### SET EXERCISE
Output the full material exactly as it appears here.

>> Start PROVIDED DATA

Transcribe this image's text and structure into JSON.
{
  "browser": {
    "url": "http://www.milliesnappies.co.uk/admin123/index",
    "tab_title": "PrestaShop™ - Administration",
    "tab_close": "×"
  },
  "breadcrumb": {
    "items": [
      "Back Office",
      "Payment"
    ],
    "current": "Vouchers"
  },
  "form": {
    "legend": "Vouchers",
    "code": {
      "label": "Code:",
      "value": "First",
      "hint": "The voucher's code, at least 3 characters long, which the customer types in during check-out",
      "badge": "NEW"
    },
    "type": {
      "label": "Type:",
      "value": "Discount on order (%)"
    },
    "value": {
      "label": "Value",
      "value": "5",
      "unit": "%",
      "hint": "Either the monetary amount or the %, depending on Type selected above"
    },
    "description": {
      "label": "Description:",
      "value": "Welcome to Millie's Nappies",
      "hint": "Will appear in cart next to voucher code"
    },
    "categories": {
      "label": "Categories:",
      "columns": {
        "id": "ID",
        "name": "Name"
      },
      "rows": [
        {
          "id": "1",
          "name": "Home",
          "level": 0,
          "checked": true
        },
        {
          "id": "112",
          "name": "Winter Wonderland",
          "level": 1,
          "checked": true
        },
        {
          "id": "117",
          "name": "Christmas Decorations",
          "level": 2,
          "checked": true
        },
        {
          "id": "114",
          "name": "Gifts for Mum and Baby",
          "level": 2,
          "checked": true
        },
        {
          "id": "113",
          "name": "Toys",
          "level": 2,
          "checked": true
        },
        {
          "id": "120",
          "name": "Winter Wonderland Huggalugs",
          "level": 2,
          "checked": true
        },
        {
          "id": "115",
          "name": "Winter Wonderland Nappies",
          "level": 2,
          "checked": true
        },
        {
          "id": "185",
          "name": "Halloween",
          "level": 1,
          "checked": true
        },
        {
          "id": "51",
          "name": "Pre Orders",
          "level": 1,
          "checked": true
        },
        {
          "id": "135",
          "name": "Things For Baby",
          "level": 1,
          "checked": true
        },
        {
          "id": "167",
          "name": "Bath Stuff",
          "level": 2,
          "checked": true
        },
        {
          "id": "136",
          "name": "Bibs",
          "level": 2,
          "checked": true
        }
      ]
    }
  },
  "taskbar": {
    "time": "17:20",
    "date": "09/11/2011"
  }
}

>> End PROVIDED DATA

### IN RESPONSE
Transcribe this image's text and structure into JSON.
{
  "browser": {
    "url": "http://www.milliesnappies.co.uk/admin123/index",
    "tab_title": "PrestaShop™ - Administration",
    "tab_close": "×"
  },
  "breadcrumb": {
    "items": [
      "Back Office",
      "Payment"
    ],
    "current": "Vouchers"
  },
  "form": {
    "legend": "Vouchers",
    "code": {
      "label": "Code:",
      "value": "First",
      "hint": "The voucher's code, at least 3 characters long, which the customer types in during check-out",
      "badge": "NEW"
    },
    "type": {
      "label": "Type:",
      "value": "Discount on order (%)"
    },
    "value": {
      "label": "Value",
      "value": "5",
      "unit": "%",
      "hint": "Either the monetary amount or the %, depending on Type selected above"
    },
    "description": {
      "label": "Description:",
      "value": "Welcome to Millie's Nappies",
      "hint": "Will appear in cart next to voucher code"
    },
    "categories": {
      "label": "Categories:",
      "columns": {
        "id": "ID",
        "name": "Name"
      },
      "rows": [
        {
          "id": "1",
          "name": "Home",
          "level": 0,
          "checked": true
        },
        {
          "id": "112",
          "name": "Winter Wonderland",
          "level": 1,
          "checked": true
        },
        {
          "id": "117",
          "name": "Christmas Decorations",
          "level": 2,
          "checked": true
        },
        {
          "id": "114",
          "name": "Gifts for Mum and Baby",
          "level": 2,
          "checked": true
        },
        {
          "id": "113",
          "name": "Toys",
          "level": 2,
          "checked": true
        },
        {
          "id": "120",
          "name": "Winter Wonderland Huggalugs",
          "level": 2,
          "checked": true
        },
        {
          "id": "115",
          "name": "Winter Wonderland Nappies",
          "level": 2,
          "checked": true
        },
        {
          "id": "185",
          "name": "Halloween",
          "level": 1,
          "checked": true
        },
        {
          "id": "51",
          "name": "Pre Orders",
          "level": 1,
          "checked": true
        },
        {
          "id": "135",
          "name": "Things For Baby",
          "level": 1,
          "checked": true
        },
        {
          "id": "167",
          "name": "Bath Stuff",
          "level": 2,
          "checked": true
        },
        {
          "id": "136",
          "name": "Bibs",
          "level": 2,
          "checked": true
        }
      ]
    }
  },
  "taskbar": {
    "time": "17:20",
    "date": "09/11/2011"
  }
}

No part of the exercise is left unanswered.